>>>

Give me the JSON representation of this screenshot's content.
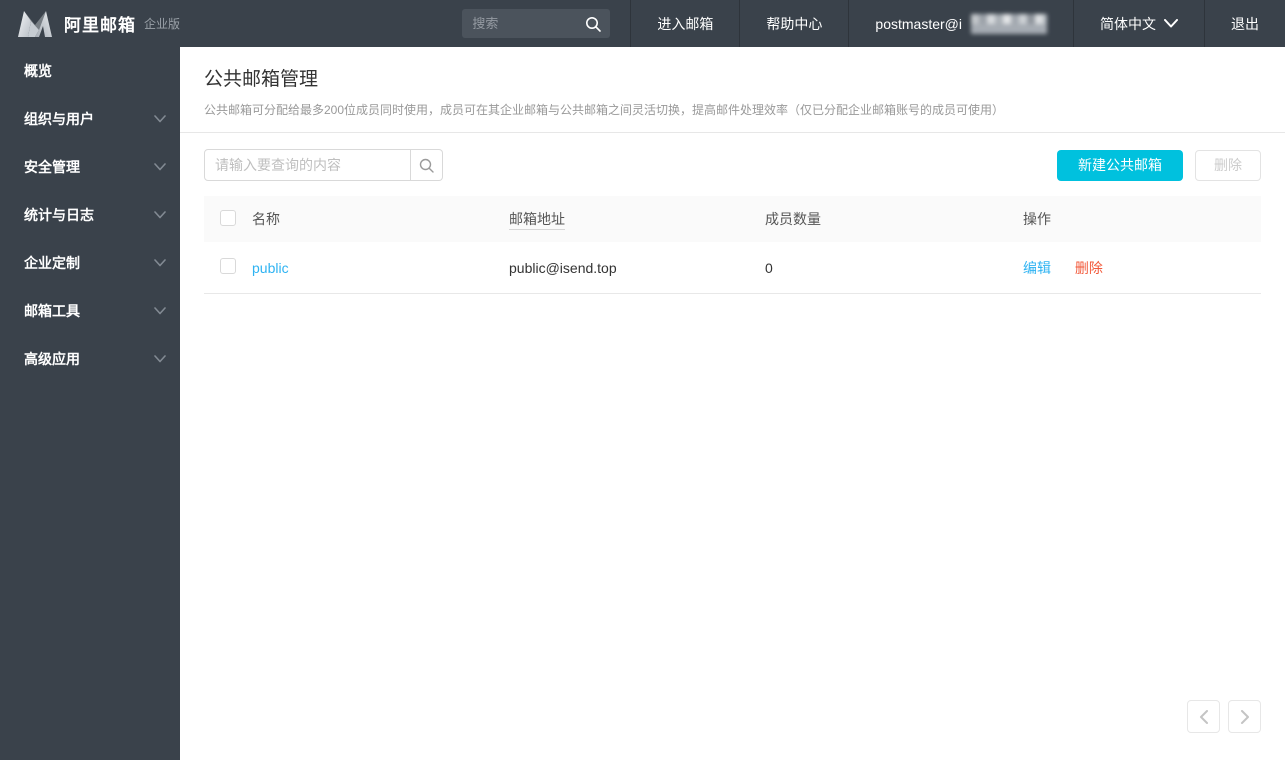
{
  "topbar": {
    "logo_text": "阿里邮箱",
    "logo_badge": "企业版",
    "search_placeholder": "搜索",
    "enter_mailbox": "进入邮箱",
    "help_center": "帮助中心",
    "account_prefix": "postmaster@i",
    "language": "简体中文",
    "logout": "退出"
  },
  "sidebar": {
    "items": [
      {
        "label": "概览",
        "has_children": false
      },
      {
        "label": "组织与用户",
        "has_children": true
      },
      {
        "label": "安全管理",
        "has_children": true
      },
      {
        "label": "统计与日志",
        "has_children": true
      },
      {
        "label": "企业定制",
        "has_children": true
      },
      {
        "label": "邮箱工具",
        "has_children": true
      },
      {
        "label": "高级应用",
        "has_children": true
      }
    ]
  },
  "main": {
    "title": "公共邮箱管理",
    "subtitle": "公共邮箱可分配给最多200位成员同时使用，成员可在其企业邮箱与公共邮箱之间灵活切换，提高邮件处理效率（仅已分配企业邮箱账号的成员可使用）",
    "query_placeholder": "请输入要查询的内容",
    "create_button": "新建公共邮箱",
    "delete_button": "删除",
    "table": {
      "columns": {
        "name": "名称",
        "address": "邮箱地址",
        "members": "成员数量",
        "actions": "操作"
      },
      "rows": [
        {
          "name": "public",
          "address": "public@isend.top",
          "members": "0",
          "edit": "编辑",
          "delete": "删除"
        }
      ]
    }
  },
  "colors": {
    "topbar_bg": "#3a424b",
    "primary": "#00c1de",
    "link": "#2fb3f2",
    "danger": "#f2593a"
  }
}
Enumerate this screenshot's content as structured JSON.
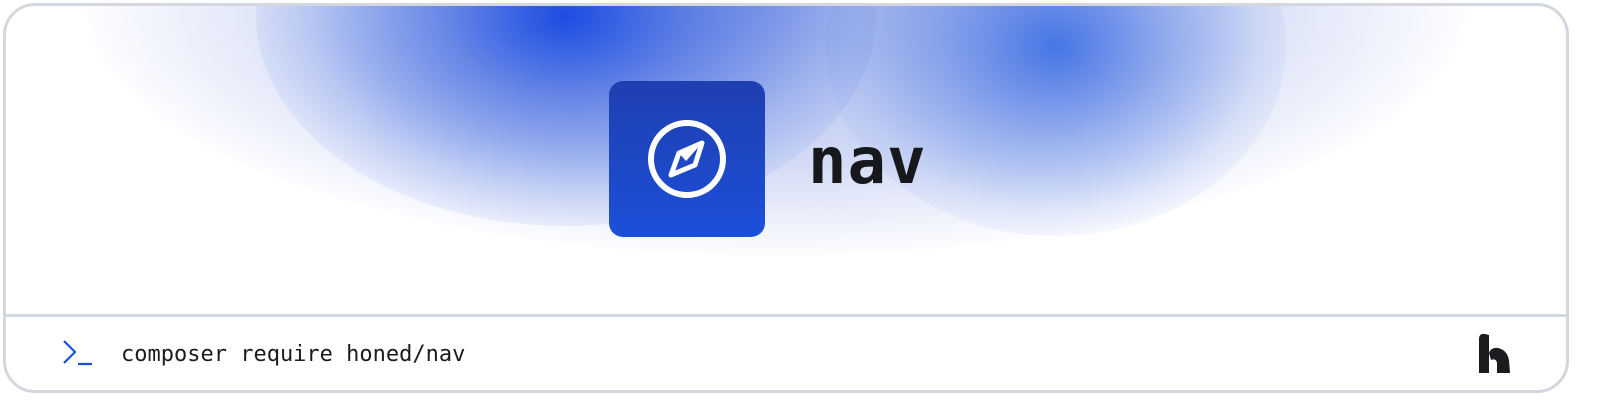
{
  "header": {
    "package_name": "nav"
  },
  "logo": {
    "icon": "compass-icon",
    "tile_color": "#1c4fd9"
  },
  "terminal": {
    "prompt_icon": "terminal-prompt-icon",
    "command": "composer require honed/nav"
  },
  "brand": {
    "icon": "brand-logo-icon"
  },
  "colors": {
    "accent": "#1c4fd9",
    "text": "#17181c",
    "border": "#d4d7de"
  }
}
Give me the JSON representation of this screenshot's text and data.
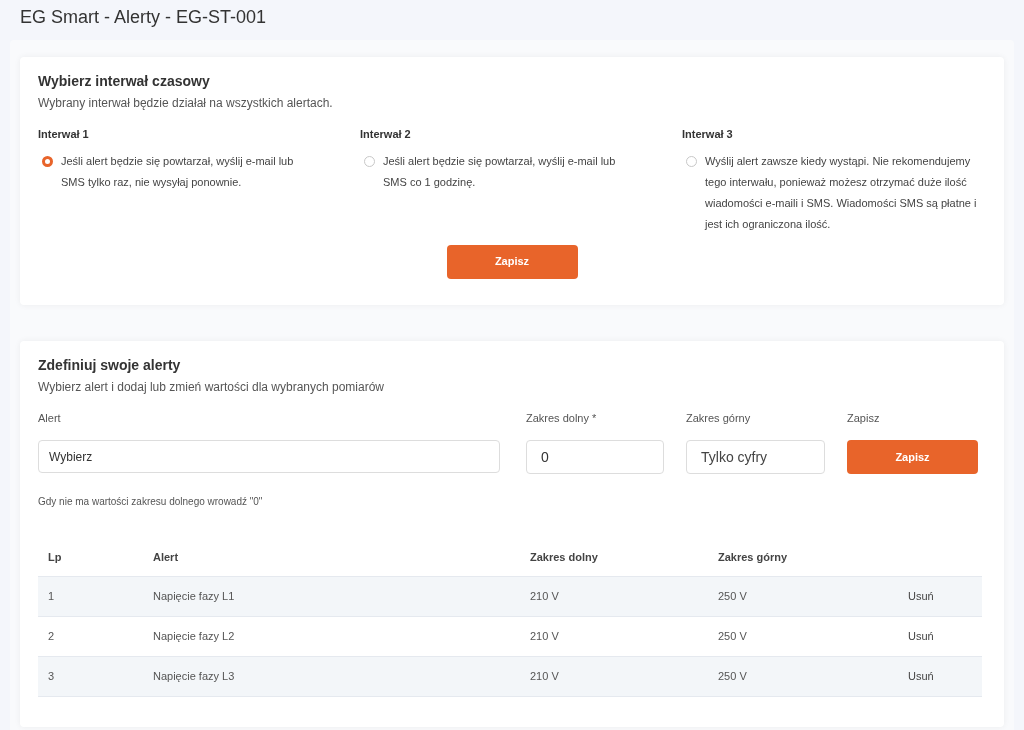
{
  "page_title": "EG Smart - Alerty - EG-ST-001",
  "interval_card": {
    "title": "Wybierz interwał czasowy",
    "subtitle": "Wybrany interwał będzie działał na wszystkich alertach.",
    "options": [
      {
        "label": "Interwał 1",
        "text": "Jeśli alert będzie się powtarzał, wyślij e-mail lub SMS tylko raz, nie wysyłaj ponownie.",
        "selected": true
      },
      {
        "label": "Interwał 2",
        "text": "Jeśli alert będzie się powtarzał, wyślij e-mail lub SMS co 1 godzinę.",
        "selected": false
      },
      {
        "label": "Interwał 3",
        "text": "Wyślij alert zawsze kiedy wystąpi. Nie rekomendujemy tego interwału, ponieważ możesz otrzymać duże ilość wiadomości e-maili i SMS. Wiadomości SMS są płatne i jest ich ograniczona ilość.",
        "selected": false
      }
    ],
    "save_button": "Zapisz"
  },
  "alerts_card": {
    "title": "Zdefiniuj swoje alerty",
    "subtitle": "Wybierz alert i dodaj lub zmień wartości dla wybranych pomiarów",
    "alert_field": {
      "label": "Alert",
      "value": "Wybierz"
    },
    "lower_field": {
      "label": "Zakres dolny *",
      "value": "0"
    },
    "upper_field": {
      "label": "Zakres górny",
      "placeholder": "Tylko cyfry"
    },
    "save_label": "Zapisz",
    "save_button": "Zapisz",
    "hint": "Gdy nie ma wartości zakresu dolnego wrowadź \"0\"",
    "table": {
      "columns": [
        "Lp",
        "Alert",
        "Zakres dolny",
        "Zakres górny"
      ],
      "rows": [
        {
          "lp": "1",
          "alert": "Napięcie fazy L1",
          "lower": "210 V",
          "upper": "250 V",
          "action": "Usuń"
        },
        {
          "lp": "2",
          "alert": "Napięcie fazy L2",
          "lower": "210 V",
          "upper": "250 V",
          "action": "Usuń"
        },
        {
          "lp": "3",
          "alert": "Napięcie fazy L3",
          "lower": "210 V",
          "upper": "250 V",
          "action": "Usuń"
        }
      ]
    }
  }
}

<<<

§ **EXERCISE DETAILS**
Exactly reproduce the entries above, minus the pictures.

§ **THE COMPLETED TASK**
Give me the JSON representation of this screenshot's content.
{
  "topbar": {
    "logo_text": "阿里邮箱",
    "logo_badge": "企业版",
    "search_placeholder": "搜索",
    "enter_mailbox": "进入邮箱",
    "help_center": "帮助中心",
    "account_prefix": "postmaster@i",
    "language": "简体中文",
    "logout": "退出"
  },
  "sidebar": {
    "items": [
      {
        "label": "概览",
        "has_children": false
      },
      {
        "label": "组织与用户",
        "has_children": true
      },
      {
        "label": "安全管理",
        "has_children": true
      },
      {
        "label": "统计与日志",
        "has_children": true
      },
      {
        "label": "企业定制",
        "has_children": true
      },
      {
        "label": "邮箱工具",
        "has_children": true
      },
      {
        "label": "高级应用",
        "has_children": true
      }
    ]
  },
  "main": {
    "title": "公共邮箱管理",
    "subtitle": "公共邮箱可分配给最多200位成员同时使用，成员可在其企业邮箱与公共邮箱之间灵活切换，提高邮件处理效率（仅已分配企业邮箱账号的成员可使用）",
    "query_placeholder": "请输入要查询的内容",
    "create_button": "新建公共邮箱",
    "delete_button": "删除",
    "table": {
      "columns": {
        "name": "名称",
        "address": "邮箱地址",
        "members": "成员数量",
        "actions": "操作"
      },
      "rows": [
        {
          "name": "public",
          "address": "public@isend.top",
          "members": "0",
          "edit": "编辑",
          "delete": "删除"
        }
      ]
    }
  },
  "colors": {
    "topbar_bg": "#3a424b",
    "primary": "#00c1de",
    "link": "#2fb3f2",
    "danger": "#f2593a"
  }
}
Enumerate this screenshot's content as structured JSON.
{
  "header": {
    "package_name": "nav"
  },
  "logo": {
    "icon": "compass-icon",
    "tile_color": "#1c4fd9"
  },
  "terminal": {
    "prompt_icon": "terminal-prompt-icon",
    "command": "composer require honed/nav"
  },
  "brand": {
    "icon": "brand-logo-icon"
  },
  "colors": {
    "accent": "#1c4fd9",
    "text": "#17181c",
    "border": "#d4d7de"
  }
}
Give me the JSON representation of this screenshot's text and data.
{
  "page_title": "EG Smart - Alerty - EG-ST-001",
  "interval_card": {
    "title": "Wybierz interwał czasowy",
    "subtitle": "Wybrany interwał będzie działał na wszystkich alertach.",
    "options": [
      {
        "label": "Interwał 1",
        "text": "Jeśli alert będzie się powtarzał, wyślij e-mail lub SMS tylko raz, nie wysyłaj ponownie.",
        "selected": true
      },
      {
        "label": "Interwał 2",
        "text": "Jeśli alert będzie się powtarzał, wyślij e-mail lub SMS co 1 godzinę.",
        "selected": false
      },
      {
        "label": "Interwał 3",
        "text": "Wyślij alert zawsze kiedy wystąpi. Nie rekomendujemy tego interwału, ponieważ możesz otrzymać duże ilość wiadomości e-maili i SMS. Wiadomości SMS są płatne i jest ich ograniczona ilość.",
        "selected": false
      }
    ],
    "save_button": "Zapisz"
  },
  "alerts_card": {
    "title": "Zdefiniuj swoje alerty",
    "subtitle": "Wybierz alert i dodaj lub zmień wartości dla wybranych pomiarów",
    "alert_field": {
      "label": "Alert",
      "value": "Wybierz"
    },
    "lower_field": {
      "label": "Zakres dolny *",
      "value": "0"
    },
    "upper_field": {
      "label": "Zakres górny",
      "placeholder": "Tylko cyfry"
    },
    "save_label": "Zapisz",
    "save_button": "Zapisz",
    "hint": "Gdy nie ma wartości zakresu dolnego wrowadź \"0\"",
    "table": {
      "columns": [
        "Lp",
        "Alert",
        "Zakres dolny",
        "Zakres górny"
      ],
      "rows": [
        {
          "lp": "1",
          "alert": "Napięcie fazy L1",
          "lower": "210 V",
          "upper": "250 V",
          "action": "Usuń"
        },
        {
          "lp": "2",
          "alert": "Napięcie fazy L2",
          "lower": "210 V",
          "upper": "250 V",
          "action": "Usuń"
        },
        {
          "lp": "3",
          "alert": "Napięcie fazy L3",
          "lower": "210 V",
          "upper": "250 V",
          "action": "Usuń"
        }
      ]
    }
  }
}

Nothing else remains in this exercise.